◆ **Stored data entries**:

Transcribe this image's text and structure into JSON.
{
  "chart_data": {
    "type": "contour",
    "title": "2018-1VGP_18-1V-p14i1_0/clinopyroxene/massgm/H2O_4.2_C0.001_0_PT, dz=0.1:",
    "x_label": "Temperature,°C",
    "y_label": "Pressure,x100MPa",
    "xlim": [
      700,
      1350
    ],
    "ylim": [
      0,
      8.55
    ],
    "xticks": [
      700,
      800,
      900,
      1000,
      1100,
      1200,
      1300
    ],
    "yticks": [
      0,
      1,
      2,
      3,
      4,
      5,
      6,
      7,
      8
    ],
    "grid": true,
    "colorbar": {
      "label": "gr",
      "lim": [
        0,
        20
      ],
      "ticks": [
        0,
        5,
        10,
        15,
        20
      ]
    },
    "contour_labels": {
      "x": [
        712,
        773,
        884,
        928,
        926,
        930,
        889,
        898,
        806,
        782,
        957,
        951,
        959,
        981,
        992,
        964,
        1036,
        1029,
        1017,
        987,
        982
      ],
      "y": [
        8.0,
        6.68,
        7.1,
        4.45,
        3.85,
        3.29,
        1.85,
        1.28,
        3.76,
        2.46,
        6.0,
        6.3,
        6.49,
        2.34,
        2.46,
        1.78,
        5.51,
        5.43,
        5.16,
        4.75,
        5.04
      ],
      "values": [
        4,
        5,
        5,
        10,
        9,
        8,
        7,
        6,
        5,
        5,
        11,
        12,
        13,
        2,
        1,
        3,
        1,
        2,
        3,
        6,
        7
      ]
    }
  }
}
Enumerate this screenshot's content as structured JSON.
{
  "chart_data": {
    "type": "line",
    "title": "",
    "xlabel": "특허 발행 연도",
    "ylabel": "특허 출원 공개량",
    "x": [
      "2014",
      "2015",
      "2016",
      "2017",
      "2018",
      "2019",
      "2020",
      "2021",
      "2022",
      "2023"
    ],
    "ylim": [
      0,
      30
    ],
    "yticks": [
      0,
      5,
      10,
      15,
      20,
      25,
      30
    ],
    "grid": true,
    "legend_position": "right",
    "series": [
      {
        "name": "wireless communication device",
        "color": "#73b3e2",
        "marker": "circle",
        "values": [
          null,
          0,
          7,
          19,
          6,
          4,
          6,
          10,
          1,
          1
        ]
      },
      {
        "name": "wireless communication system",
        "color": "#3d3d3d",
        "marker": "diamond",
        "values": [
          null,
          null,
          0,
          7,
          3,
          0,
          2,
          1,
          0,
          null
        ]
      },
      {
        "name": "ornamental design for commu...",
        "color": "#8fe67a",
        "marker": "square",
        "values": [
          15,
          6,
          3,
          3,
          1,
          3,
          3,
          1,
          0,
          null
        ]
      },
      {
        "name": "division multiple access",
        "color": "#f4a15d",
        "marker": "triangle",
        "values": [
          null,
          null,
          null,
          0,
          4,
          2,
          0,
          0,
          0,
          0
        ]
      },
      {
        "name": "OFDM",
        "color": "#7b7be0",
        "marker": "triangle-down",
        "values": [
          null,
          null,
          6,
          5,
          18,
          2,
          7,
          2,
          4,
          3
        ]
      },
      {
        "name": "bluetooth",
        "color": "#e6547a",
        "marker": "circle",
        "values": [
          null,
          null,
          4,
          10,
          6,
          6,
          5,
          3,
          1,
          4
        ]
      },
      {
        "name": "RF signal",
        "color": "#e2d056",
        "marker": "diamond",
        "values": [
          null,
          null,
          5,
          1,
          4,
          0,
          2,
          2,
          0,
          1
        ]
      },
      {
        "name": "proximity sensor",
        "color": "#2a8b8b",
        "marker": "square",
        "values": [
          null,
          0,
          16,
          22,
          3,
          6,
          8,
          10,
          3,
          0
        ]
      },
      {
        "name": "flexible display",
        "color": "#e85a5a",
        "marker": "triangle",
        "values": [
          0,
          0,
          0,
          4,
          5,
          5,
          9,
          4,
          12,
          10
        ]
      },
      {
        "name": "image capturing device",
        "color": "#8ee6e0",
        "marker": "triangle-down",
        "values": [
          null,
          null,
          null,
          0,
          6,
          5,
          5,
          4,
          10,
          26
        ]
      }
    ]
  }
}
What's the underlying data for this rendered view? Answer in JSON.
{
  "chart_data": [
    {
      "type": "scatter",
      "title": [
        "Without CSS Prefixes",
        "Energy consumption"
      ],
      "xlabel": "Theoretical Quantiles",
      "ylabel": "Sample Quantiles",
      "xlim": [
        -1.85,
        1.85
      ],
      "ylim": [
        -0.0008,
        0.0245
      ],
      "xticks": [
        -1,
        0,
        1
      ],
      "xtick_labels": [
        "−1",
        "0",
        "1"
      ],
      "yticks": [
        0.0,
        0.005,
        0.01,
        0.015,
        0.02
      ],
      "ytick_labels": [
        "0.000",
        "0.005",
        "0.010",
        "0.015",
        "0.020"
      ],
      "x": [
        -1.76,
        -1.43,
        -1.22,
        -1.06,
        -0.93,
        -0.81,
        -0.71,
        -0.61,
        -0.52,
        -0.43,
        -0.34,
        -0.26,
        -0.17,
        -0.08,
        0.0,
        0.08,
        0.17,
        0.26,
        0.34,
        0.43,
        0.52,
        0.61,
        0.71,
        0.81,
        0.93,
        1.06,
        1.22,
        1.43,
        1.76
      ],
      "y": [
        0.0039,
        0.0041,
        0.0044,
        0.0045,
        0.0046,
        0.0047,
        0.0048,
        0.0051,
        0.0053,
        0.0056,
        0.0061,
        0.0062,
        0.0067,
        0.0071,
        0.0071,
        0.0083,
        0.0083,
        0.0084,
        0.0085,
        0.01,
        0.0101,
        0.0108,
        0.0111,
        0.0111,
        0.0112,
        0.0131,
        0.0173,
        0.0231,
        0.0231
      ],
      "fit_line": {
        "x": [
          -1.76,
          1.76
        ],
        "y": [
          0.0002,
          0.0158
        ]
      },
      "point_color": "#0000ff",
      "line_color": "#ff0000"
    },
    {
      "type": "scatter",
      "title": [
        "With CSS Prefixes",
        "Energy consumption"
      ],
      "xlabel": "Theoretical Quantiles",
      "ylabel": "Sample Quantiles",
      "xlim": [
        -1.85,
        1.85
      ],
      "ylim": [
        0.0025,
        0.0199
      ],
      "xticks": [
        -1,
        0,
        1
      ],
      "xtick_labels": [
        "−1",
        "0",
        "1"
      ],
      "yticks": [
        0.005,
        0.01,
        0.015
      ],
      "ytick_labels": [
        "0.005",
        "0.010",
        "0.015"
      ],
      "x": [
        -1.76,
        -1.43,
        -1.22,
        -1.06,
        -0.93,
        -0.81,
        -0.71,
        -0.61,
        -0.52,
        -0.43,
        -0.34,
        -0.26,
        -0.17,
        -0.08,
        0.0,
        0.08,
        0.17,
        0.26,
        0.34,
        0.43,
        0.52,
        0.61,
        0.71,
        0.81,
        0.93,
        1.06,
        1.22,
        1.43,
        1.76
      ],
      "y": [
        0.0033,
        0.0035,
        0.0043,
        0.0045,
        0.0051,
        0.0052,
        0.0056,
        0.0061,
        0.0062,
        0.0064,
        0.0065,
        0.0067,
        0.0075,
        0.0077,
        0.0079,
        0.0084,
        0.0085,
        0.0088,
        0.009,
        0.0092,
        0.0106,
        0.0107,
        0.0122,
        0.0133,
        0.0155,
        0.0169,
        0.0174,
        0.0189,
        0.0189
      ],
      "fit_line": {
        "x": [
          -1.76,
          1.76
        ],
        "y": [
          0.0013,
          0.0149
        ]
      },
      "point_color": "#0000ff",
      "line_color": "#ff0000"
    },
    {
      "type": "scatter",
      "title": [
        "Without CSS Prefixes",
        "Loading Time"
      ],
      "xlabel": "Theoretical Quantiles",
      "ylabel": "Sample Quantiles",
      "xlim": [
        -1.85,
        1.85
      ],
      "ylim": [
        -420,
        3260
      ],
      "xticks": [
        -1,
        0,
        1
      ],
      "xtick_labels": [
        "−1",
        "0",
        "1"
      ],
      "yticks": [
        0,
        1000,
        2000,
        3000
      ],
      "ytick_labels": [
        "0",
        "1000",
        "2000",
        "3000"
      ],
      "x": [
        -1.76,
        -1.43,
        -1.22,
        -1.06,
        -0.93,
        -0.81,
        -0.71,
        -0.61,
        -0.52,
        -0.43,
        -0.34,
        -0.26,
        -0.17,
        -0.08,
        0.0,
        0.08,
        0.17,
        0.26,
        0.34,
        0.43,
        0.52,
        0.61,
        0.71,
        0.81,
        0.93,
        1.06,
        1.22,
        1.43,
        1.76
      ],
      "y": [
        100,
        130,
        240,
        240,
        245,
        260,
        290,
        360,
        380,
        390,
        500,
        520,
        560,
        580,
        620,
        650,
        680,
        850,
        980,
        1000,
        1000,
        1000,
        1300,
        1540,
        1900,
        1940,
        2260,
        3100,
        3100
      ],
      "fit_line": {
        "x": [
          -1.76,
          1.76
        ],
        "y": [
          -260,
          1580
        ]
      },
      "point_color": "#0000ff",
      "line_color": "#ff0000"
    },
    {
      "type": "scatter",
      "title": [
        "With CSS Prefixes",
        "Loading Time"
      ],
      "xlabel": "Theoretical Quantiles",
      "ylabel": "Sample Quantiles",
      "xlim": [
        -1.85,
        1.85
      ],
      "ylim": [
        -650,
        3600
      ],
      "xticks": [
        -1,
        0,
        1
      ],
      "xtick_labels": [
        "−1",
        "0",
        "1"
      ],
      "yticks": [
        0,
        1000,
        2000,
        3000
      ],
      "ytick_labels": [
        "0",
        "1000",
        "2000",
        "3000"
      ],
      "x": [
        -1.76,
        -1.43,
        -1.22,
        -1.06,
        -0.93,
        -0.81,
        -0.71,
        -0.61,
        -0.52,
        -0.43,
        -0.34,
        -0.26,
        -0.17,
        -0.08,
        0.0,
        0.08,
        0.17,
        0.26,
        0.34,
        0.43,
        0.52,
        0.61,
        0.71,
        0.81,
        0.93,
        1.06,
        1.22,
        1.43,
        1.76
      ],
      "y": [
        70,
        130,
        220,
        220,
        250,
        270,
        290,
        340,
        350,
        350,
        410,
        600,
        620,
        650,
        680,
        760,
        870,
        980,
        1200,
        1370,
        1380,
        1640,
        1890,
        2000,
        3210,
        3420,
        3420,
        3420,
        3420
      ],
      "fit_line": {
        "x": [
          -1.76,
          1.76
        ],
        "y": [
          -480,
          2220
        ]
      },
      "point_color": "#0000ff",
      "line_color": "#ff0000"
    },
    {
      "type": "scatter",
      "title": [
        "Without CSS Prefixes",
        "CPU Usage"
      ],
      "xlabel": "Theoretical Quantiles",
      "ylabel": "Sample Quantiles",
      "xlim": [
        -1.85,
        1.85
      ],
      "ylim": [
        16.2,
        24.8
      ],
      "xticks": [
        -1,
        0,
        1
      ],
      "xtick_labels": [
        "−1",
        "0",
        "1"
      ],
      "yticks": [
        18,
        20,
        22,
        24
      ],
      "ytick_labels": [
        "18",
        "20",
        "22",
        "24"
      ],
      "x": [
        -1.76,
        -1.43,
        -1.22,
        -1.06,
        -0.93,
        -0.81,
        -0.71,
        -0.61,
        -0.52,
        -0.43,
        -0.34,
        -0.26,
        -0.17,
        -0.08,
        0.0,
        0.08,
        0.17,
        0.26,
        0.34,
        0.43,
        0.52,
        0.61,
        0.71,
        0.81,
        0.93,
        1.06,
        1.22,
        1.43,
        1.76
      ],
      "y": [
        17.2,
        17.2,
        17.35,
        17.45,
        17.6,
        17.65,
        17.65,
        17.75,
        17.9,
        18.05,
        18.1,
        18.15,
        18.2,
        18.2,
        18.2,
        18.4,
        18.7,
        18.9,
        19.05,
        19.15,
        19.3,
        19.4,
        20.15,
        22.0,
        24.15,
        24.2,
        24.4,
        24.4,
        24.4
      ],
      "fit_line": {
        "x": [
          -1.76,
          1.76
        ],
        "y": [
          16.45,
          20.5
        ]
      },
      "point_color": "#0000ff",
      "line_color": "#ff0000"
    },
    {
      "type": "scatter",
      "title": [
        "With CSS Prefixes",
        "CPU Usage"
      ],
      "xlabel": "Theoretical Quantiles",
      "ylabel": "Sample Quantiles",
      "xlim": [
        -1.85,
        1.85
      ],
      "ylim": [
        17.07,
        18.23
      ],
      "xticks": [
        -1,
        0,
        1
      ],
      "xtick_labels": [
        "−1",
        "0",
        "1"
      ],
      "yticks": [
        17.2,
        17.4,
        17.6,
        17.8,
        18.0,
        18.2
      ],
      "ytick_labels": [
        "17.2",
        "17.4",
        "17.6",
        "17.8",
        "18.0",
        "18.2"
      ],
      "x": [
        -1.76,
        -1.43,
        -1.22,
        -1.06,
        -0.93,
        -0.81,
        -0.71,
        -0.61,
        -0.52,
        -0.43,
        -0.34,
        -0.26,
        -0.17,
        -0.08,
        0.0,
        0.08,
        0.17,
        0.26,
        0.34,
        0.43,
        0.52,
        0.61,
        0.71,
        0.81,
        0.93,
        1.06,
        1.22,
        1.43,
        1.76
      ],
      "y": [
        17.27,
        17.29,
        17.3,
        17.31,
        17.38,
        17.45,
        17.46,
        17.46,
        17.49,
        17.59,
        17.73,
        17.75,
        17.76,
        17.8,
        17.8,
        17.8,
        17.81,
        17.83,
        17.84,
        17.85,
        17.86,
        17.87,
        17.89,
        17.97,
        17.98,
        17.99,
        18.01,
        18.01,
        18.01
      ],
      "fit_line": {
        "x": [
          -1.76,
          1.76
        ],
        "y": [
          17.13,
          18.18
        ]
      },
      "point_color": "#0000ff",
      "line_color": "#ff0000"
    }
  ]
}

◆ **WHAT IS NEEDED**: Count up every line above that has the word "this" in it; answer with the number alone.

◆ **TASK RESPONSE**: 3